▶ **Task instructions**:
Count every line below in which "advancement" occurs, then give only the count.

▶ **Records shown**:
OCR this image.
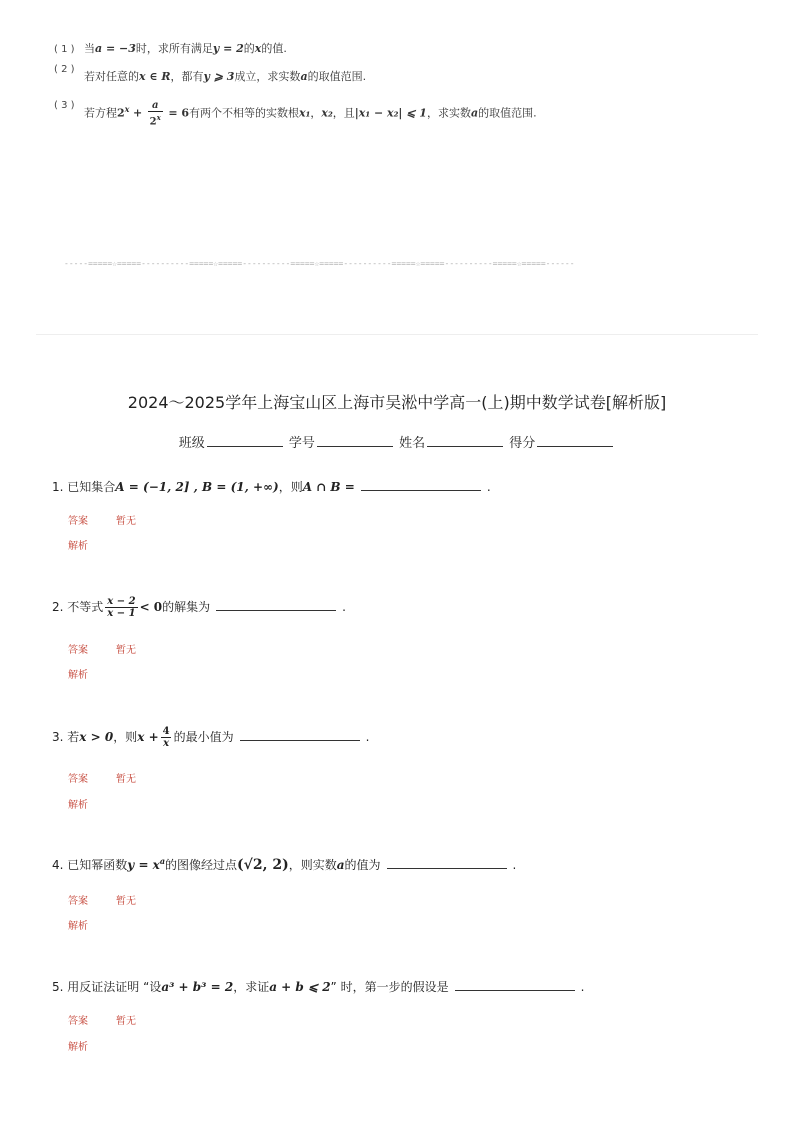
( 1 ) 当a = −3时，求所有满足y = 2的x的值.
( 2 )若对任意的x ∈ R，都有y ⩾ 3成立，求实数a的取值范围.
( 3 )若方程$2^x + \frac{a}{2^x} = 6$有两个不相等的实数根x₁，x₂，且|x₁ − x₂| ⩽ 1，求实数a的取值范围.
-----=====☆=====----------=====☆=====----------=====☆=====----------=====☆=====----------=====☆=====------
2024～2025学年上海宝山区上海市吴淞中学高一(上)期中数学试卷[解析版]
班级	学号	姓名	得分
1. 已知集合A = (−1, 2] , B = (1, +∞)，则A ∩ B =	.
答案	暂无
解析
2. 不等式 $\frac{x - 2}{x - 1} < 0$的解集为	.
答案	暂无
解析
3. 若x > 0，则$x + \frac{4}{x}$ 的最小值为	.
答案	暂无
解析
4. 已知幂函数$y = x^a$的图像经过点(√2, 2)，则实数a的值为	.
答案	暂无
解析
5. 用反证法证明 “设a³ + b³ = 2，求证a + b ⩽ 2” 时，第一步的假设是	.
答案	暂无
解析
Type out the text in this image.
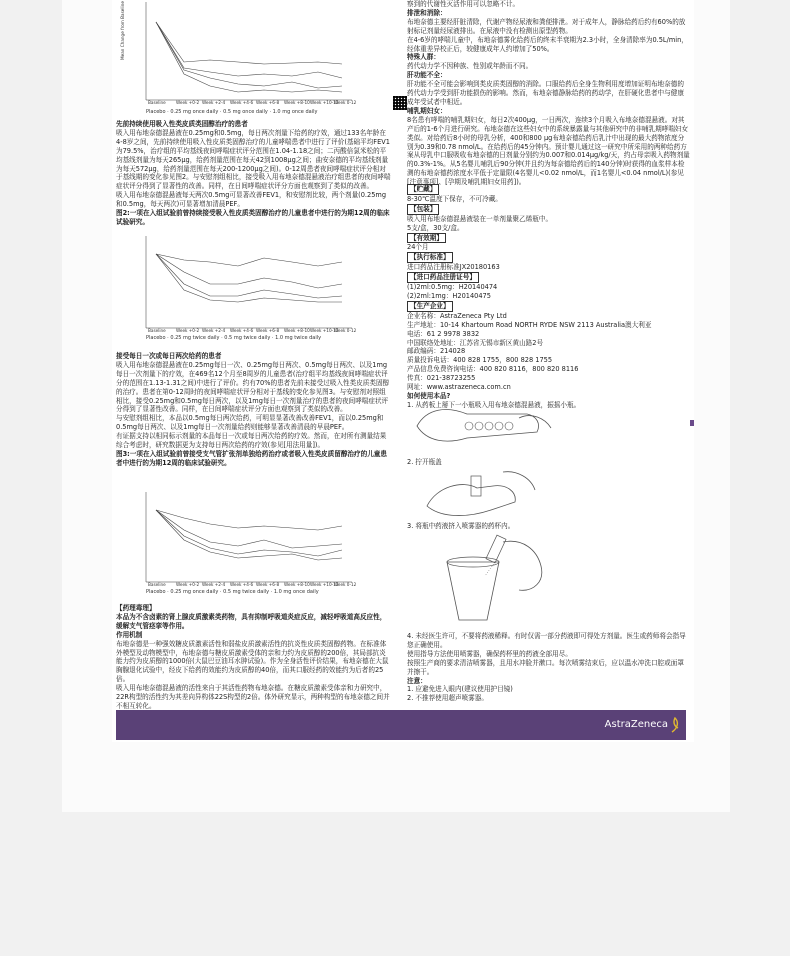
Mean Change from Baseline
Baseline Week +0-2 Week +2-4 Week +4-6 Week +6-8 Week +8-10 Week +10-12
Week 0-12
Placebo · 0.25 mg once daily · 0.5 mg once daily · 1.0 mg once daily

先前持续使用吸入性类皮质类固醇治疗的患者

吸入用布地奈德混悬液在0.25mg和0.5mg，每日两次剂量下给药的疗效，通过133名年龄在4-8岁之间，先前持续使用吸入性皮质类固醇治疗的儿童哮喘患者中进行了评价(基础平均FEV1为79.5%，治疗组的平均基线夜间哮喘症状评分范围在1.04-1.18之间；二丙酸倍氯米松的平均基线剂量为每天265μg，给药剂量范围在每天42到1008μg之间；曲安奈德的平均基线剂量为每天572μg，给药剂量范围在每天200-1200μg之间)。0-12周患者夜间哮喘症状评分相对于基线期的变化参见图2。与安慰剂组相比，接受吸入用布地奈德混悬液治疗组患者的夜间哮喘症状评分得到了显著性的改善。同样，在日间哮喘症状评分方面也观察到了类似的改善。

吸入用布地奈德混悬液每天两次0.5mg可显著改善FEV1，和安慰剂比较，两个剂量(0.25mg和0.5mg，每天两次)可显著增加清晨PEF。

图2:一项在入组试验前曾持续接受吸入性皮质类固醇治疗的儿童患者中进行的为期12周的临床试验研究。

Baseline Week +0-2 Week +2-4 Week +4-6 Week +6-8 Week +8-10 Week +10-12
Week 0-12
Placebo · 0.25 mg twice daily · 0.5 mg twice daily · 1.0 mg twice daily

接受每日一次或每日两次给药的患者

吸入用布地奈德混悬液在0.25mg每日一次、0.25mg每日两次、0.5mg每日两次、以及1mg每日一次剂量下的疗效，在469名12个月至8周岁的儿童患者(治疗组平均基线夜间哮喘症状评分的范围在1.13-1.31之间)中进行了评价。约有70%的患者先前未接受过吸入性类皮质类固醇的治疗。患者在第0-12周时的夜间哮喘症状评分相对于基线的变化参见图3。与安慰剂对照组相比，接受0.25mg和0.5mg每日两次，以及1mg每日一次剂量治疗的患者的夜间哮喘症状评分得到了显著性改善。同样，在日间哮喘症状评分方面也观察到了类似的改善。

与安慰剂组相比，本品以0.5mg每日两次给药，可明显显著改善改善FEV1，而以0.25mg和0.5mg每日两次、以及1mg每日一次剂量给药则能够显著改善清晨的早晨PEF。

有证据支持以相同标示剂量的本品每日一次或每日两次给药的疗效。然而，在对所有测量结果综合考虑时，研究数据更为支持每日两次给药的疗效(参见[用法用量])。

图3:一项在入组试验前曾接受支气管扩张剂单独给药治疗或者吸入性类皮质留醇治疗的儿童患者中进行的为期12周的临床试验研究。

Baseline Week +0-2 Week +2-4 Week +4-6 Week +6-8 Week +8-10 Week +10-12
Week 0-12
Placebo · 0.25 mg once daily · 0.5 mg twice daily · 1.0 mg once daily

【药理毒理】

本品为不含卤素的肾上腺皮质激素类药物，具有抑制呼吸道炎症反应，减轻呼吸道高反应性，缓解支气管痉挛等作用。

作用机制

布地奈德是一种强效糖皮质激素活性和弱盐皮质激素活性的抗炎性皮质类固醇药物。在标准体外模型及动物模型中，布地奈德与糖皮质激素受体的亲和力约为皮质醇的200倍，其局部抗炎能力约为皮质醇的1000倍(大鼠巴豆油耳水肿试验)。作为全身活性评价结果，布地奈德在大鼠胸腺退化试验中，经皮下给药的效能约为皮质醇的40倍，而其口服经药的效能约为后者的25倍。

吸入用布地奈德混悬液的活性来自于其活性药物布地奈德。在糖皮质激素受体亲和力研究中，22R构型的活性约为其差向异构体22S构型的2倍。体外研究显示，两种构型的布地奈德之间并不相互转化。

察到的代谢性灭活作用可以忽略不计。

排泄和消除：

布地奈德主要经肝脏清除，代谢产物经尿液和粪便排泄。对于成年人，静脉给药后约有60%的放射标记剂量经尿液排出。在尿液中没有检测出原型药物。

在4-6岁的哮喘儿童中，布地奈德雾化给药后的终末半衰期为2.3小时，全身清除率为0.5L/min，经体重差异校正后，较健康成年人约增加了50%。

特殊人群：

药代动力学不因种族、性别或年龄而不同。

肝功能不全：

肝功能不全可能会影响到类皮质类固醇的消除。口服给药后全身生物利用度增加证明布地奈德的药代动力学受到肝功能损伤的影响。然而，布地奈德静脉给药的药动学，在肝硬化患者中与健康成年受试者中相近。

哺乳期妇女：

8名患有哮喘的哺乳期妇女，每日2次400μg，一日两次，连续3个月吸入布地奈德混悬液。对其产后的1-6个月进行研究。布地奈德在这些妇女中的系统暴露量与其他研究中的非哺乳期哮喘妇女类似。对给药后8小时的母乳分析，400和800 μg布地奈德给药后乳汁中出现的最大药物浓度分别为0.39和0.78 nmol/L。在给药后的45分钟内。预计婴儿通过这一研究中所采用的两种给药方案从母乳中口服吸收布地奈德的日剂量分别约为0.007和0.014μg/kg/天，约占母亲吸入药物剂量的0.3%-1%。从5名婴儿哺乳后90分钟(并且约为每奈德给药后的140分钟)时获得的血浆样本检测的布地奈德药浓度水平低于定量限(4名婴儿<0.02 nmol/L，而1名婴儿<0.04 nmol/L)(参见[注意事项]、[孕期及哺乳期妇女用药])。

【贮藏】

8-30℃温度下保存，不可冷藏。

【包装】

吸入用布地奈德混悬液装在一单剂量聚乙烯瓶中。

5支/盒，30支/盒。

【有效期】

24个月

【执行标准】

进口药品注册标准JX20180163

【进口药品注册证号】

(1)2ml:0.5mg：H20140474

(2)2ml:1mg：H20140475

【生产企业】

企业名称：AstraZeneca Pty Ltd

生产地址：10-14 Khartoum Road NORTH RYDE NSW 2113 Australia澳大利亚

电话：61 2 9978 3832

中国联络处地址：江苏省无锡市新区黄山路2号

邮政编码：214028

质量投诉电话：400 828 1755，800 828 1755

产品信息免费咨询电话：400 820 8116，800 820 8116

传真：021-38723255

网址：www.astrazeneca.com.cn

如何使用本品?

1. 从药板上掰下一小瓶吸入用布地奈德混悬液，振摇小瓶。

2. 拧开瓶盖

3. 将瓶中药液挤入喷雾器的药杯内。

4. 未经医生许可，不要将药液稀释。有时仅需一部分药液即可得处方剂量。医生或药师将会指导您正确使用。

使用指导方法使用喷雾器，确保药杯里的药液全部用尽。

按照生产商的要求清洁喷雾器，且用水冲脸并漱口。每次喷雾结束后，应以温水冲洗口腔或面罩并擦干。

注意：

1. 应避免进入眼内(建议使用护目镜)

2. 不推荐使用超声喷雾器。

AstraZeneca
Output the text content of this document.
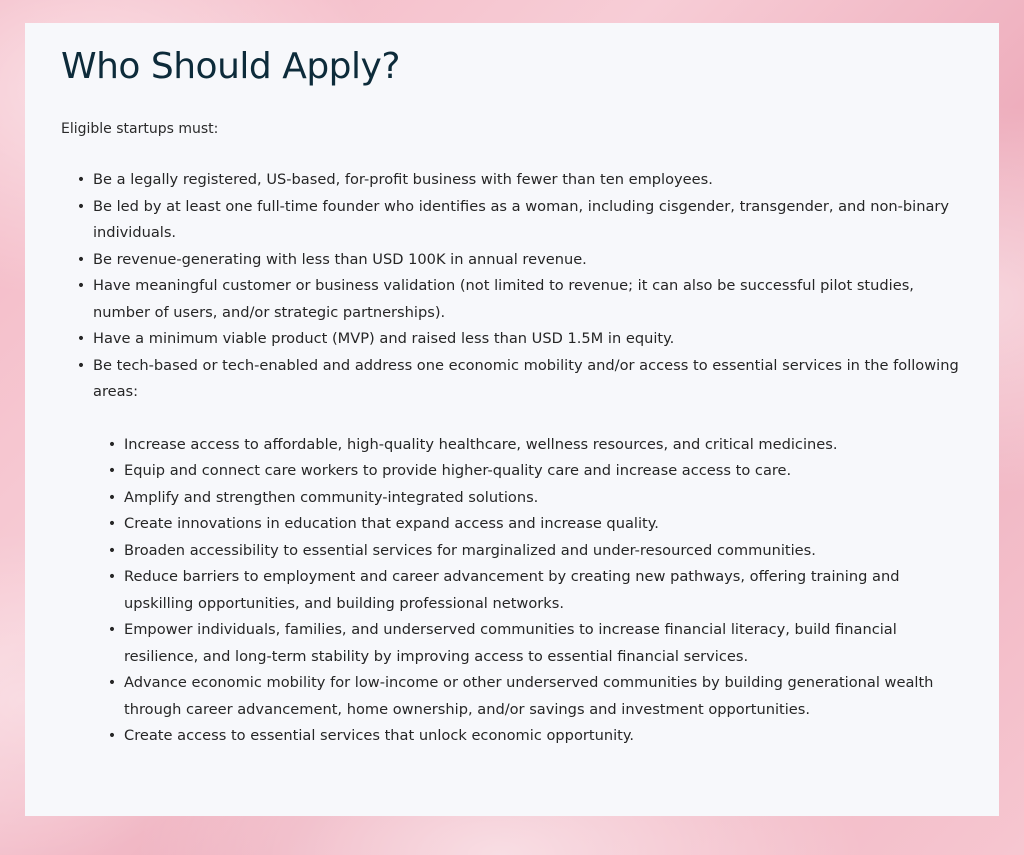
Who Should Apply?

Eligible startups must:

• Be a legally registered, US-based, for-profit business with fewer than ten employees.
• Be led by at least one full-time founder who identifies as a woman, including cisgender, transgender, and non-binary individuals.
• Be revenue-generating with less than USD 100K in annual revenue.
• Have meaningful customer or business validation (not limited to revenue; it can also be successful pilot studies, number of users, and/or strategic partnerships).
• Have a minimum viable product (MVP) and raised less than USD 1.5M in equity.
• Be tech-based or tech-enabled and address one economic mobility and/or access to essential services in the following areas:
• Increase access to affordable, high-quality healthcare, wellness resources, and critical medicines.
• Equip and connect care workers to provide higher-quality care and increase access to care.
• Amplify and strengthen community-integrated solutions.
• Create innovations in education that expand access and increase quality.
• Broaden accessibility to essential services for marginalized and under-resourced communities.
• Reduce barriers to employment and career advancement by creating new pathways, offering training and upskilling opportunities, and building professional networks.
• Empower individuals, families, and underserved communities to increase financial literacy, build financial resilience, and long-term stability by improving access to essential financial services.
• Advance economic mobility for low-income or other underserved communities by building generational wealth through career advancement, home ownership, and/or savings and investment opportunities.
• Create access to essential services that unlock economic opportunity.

▶ **Task answer**:
2